:: Work to do ::
The entries below are to be written out again without alteration.

Stored data
------------

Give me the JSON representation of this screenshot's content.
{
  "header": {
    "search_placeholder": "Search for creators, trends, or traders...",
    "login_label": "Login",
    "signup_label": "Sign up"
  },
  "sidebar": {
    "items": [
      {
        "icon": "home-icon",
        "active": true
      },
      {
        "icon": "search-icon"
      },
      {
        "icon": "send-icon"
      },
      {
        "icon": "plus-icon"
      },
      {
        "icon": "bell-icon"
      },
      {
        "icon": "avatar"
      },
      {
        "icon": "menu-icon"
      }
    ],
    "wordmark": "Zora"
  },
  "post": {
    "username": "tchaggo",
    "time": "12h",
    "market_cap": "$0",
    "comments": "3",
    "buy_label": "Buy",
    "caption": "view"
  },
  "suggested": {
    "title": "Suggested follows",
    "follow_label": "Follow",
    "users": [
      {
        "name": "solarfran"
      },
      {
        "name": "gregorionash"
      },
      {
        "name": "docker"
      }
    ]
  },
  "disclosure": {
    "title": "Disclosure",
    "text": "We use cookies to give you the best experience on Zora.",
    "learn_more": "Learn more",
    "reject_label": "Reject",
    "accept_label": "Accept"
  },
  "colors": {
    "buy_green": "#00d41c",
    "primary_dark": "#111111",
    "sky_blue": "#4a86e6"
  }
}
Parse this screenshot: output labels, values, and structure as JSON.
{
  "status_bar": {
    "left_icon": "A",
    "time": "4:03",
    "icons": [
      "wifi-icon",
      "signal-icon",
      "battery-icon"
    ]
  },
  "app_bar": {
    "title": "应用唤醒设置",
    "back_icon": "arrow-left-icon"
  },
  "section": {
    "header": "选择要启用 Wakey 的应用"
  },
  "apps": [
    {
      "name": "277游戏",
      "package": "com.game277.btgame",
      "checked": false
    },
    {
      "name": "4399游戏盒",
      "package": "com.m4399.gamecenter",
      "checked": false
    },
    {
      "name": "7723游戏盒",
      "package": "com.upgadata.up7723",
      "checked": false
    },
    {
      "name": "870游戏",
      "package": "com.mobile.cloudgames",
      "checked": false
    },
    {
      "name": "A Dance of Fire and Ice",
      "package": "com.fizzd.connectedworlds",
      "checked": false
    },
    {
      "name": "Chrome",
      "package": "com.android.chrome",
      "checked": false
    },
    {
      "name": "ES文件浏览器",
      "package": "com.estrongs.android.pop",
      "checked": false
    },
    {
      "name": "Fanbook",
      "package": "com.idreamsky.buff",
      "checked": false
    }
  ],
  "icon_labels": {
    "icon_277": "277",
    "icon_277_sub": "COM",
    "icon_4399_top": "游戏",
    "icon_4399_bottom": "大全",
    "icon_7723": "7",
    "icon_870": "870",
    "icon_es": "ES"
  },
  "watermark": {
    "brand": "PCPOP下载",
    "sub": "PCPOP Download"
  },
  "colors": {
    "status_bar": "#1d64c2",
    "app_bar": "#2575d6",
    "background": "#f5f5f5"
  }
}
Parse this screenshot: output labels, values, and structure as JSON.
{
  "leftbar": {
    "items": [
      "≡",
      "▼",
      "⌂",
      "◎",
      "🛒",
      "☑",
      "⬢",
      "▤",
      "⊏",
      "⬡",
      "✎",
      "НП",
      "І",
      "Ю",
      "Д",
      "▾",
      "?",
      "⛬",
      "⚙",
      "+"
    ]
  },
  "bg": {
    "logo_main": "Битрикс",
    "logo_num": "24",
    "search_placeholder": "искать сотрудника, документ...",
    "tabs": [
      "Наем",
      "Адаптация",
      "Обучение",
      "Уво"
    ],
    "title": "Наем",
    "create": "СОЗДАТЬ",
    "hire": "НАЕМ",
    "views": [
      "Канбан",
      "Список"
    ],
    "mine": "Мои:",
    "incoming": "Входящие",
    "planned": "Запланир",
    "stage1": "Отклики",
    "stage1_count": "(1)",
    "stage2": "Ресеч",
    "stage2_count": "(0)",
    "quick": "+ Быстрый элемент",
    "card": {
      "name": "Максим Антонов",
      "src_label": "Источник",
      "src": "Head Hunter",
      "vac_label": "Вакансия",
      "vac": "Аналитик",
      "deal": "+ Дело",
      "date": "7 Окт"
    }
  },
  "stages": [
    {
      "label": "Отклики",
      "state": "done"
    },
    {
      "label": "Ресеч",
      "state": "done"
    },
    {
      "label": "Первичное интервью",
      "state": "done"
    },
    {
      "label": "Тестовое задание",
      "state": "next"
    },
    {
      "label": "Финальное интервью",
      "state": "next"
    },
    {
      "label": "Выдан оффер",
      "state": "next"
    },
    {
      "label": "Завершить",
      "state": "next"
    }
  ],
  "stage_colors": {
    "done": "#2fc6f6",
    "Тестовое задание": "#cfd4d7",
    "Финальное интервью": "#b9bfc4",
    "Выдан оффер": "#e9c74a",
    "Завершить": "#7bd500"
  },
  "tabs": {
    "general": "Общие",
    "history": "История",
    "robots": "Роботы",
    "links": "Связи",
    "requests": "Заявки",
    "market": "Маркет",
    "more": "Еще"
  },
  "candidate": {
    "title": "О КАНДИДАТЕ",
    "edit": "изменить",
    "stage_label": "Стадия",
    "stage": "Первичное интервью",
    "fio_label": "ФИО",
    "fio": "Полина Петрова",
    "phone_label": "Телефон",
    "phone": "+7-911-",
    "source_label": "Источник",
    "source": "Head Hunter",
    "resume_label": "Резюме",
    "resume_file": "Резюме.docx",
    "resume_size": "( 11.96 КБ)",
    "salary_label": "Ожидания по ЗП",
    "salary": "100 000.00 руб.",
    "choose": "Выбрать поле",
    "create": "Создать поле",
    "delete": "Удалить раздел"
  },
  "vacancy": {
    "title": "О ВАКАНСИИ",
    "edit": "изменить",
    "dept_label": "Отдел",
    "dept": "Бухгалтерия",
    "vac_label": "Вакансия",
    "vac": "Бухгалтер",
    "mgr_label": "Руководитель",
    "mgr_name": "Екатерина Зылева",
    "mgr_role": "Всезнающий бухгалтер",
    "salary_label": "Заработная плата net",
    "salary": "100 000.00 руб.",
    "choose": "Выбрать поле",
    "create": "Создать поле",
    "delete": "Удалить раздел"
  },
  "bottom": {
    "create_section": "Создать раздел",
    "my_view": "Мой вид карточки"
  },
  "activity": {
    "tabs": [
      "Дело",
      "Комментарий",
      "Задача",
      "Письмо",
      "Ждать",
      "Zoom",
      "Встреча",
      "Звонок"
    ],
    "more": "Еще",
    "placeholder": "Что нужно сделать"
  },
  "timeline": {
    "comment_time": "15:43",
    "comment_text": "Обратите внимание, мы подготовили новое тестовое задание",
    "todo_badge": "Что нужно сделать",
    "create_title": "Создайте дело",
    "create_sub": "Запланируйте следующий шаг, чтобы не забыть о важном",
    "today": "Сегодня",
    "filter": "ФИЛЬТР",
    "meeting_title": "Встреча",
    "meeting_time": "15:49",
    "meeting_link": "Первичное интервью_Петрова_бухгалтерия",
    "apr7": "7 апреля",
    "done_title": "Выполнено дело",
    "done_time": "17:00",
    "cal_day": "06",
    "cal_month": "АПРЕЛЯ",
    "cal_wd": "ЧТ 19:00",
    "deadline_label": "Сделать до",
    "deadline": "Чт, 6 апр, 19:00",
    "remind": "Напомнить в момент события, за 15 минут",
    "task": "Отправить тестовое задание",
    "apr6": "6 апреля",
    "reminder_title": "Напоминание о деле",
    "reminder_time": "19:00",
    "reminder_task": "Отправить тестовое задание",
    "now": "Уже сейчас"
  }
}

------------

:: Response ::
Give me the JSON representation of this screenshot's content.
{
  "header": {
    "search_placeholder": "Search for creators, trends, or traders...",
    "login_label": "Login",
    "signup_label": "Sign up"
  },
  "sidebar": {
    "items": [
      {
        "icon": "home-icon",
        "active": true
      },
      {
        "icon": "search-icon"
      },
      {
        "icon": "send-icon"
      },
      {
        "icon": "plus-icon"
      },
      {
        "icon": "bell-icon"
      },
      {
        "icon": "avatar"
      },
      {
        "icon": "menu-icon"
      }
    ],
    "wordmark": "Zora"
  },
  "post": {
    "username": "tchaggo",
    "time": "12h",
    "market_cap": "$0",
    "comments": "3",
    "buy_label": "Buy",
    "caption": "view"
  },
  "suggested": {
    "title": "Suggested follows",
    "follow_label": "Follow",
    "users": [
      {
        "name": "solarfran"
      },
      {
        "name": "gregorionash"
      },
      {
        "name": "docker"
      }
    ]
  },
  "disclosure": {
    "title": "Disclosure",
    "text": "We use cookies to give you the best experience on Zora.",
    "learn_more": "Learn more",
    "reject_label": "Reject",
    "accept_label": "Accept"
  },
  "colors": {
    "buy_green": "#00d41c",
    "primary_dark": "#111111",
    "sky_blue": "#4a86e6"
  }
}
Parse this screenshot: output labels, values, and structure as JSON.
{
  "status_bar": {
    "left_icon": "A",
    "time": "4:03",
    "icons": [
      "wifi-icon",
      "signal-icon",
      "battery-icon"
    ]
  },
  "app_bar": {
    "title": "应用唤醒设置",
    "back_icon": "arrow-left-icon"
  },
  "section": {
    "header": "选择要启用 Wakey 的应用"
  },
  "apps": [
    {
      "name": "277游戏",
      "package": "com.game277.btgame",
      "checked": false
    },
    {
      "name": "4399游戏盒",
      "package": "com.m4399.gamecenter",
      "checked": false
    },
    {
      "name": "7723游戏盒",
      "package": "com.upgadata.up7723",
      "checked": false
    },
    {
      "name": "870游戏",
      "package": "com.mobile.cloudgames",
      "checked": false
    },
    {
      "name": "A Dance of Fire and Ice",
      "package": "com.fizzd.connectedworlds",
      "checked": false
    },
    {
      "name": "Chrome",
      "package": "com.android.chrome",
      "checked": false
    },
    {
      "name": "ES文件浏览器",
      "package": "com.estrongs.android.pop",
      "checked": false
    },
    {
      "name": "Fanbook",
      "package": "com.idreamsky.buff",
      "checked": false
    }
  ],
  "icon_labels": {
    "icon_277": "277",
    "icon_277_sub": "COM",
    "icon_4399_top": "游戏",
    "icon_4399_bottom": "大全",
    "icon_7723": "7",
    "icon_870": "870",
    "icon_es": "ES"
  },
  "watermark": {
    "brand": "PCPOP下载",
    "sub": "PCPOP Download"
  },
  "colors": {
    "status_bar": "#1d64c2",
    "app_bar": "#2575d6",
    "background": "#f5f5f5"
  }
}
Parse this screenshot: output labels, values, and structure as JSON.
{
  "leftbar": {
    "items": [
      "≡",
      "▼",
      "⌂",
      "◎",
      "🛒",
      "☑",
      "⬢",
      "▤",
      "⊏",
      "⬡",
      "✎",
      "НП",
      "І",
      "Ю",
      "Д",
      "▾",
      "?",
      "⛬",
      "⚙",
      "+"
    ]
  },
  "bg": {
    "logo_main": "Битрикс",
    "logo_num": "24",
    "search_placeholder": "искать сотрудника, документ...",
    "tabs": [
      "Наем",
      "Адаптация",
      "Обучение",
      "Уво"
    ],
    "title": "Наем",
    "create": "СОЗДАТЬ",
    "hire": "НАЕМ",
    "views": [
      "Канбан",
      "Список"
    ],
    "mine": "Мои:",
    "incoming": "Входящие",
    "planned": "Запланир",
    "stage1": "Отклики",
    "stage1_count": "(1)",
    "stage2": "Ресеч",
    "stage2_count": "(0)",
    "quick": "+ Быстрый элемент",
    "card": {
      "name": "Максим Антонов",
      "src_label": "Источник",
      "src": "Head Hunter",
      "vac_label": "Вакансия",
      "vac": "Аналитик",
      "deal": "+ Дело",
      "date": "7 Окт"
    }
  },
  "stages": [
    {
      "label": "Отклики",
      "state": "done"
    },
    {
      "label": "Ресеч",
      "state": "done"
    },
    {
      "label": "Первичное интервью",
      "state": "done"
    },
    {
      "label": "Тестовое задание",
      "state": "next"
    },
    {
      "label": "Финальное интервью",
      "state": "next"
    },
    {
      "label": "Выдан оффер",
      "state": "next"
    },
    {
      "label": "Завершить",
      "state": "next"
    }
  ],
  "stage_colors": {
    "done": "#2fc6f6",
    "Тестовое задание": "#cfd4d7",
    "Финальное интервью": "#b9bfc4",
    "Выдан оффер": "#e9c74a",
    "Завершить": "#7bd500"
  },
  "tabs": {
    "general": "Общие",
    "history": "История",
    "robots": "Роботы",
    "links": "Связи",
    "requests": "Заявки",
    "market": "Маркет",
    "more": "Еще"
  },
  "candidate": {
    "title": "О КАНДИДАТЕ",
    "edit": "изменить",
    "stage_label": "Стадия",
    "stage": "Первичное интервью",
    "fio_label": "ФИО",
    "fio": "Полина Петрова",
    "phone_label": "Телефон",
    "phone": "+7-911-",
    "source_label": "Источник",
    "source": "Head Hunter",
    "resume_label": "Резюме",
    "resume_file": "Резюме.docx",
    "resume_size": "( 11.96 КБ)",
    "salary_label": "Ожидания по ЗП",
    "salary": "100 000.00 руб.",
    "choose": "Выбрать поле",
    "create": "Создать поле",
    "delete": "Удалить раздел"
  },
  "vacancy": {
    "title": "О ВАКАНСИИ",
    "edit": "изменить",
    "dept_label": "Отдел",
    "dept": "Бухгалтерия",
    "vac_label": "Вакансия",
    "vac": "Бухгалтер",
    "mgr_label": "Руководитель",
    "mgr_name": "Екатерина Зылева",
    "mgr_role": "Всезнающий бухгалтер",
    "salary_label": "Заработная плата net",
    "salary": "100 000.00 руб.",
    "choose": "Выбрать поле",
    "create": "Создать поле",
    "delete": "Удалить раздел"
  },
  "bottom": {
    "create_section": "Создать раздел",
    "my_view": "Мой вид карточки"
  },
  "activity": {
    "tabs": [
      "Дело",
      "Комментарий",
      "Задача",
      "Письмо",
      "Ждать",
      "Zoom",
      "Встреча",
      "Звонок"
    ],
    "more": "Еще",
    "placeholder": "Что нужно сделать"
  },
  "timeline": {
    "comment_time": "15:43",
    "comment_text": "Обратите внимание, мы подготовили новое тестовое задание",
    "todo_badge": "Что нужно сделать",
    "create_title": "Создайте дело",
    "create_sub": "Запланируйте следующий шаг, чтобы не забыть о важном",
    "today": "Сегодня",
    "filter": "ФИЛЬТР",
    "meeting_title": "Встреча",
    "meeting_time": "15:49",
    "meeting_link": "Первичное интервью_Петрова_бухгалтерия",
    "apr7": "7 апреля",
    "done_title": "Выполнено дело",
    "done_time": "17:00",
    "cal_day": "06",
    "cal_month": "АПРЕЛЯ",
    "cal_wd": "ЧТ 19:00",
    "deadline_label": "Сделать до",
    "deadline": "Чт, 6 апр, 19:00",
    "remind": "Напомнить в момент события, за 15 минут",
    "task": "Отправить тестовое задание",
    "apr6": "6 апреля",
    "reminder_title": "Напоминание о деле",
    "reminder_time": "19:00",
    "reminder_task": "Отправить тестовое задание",
    "now": "Уже сейчас"
  }
}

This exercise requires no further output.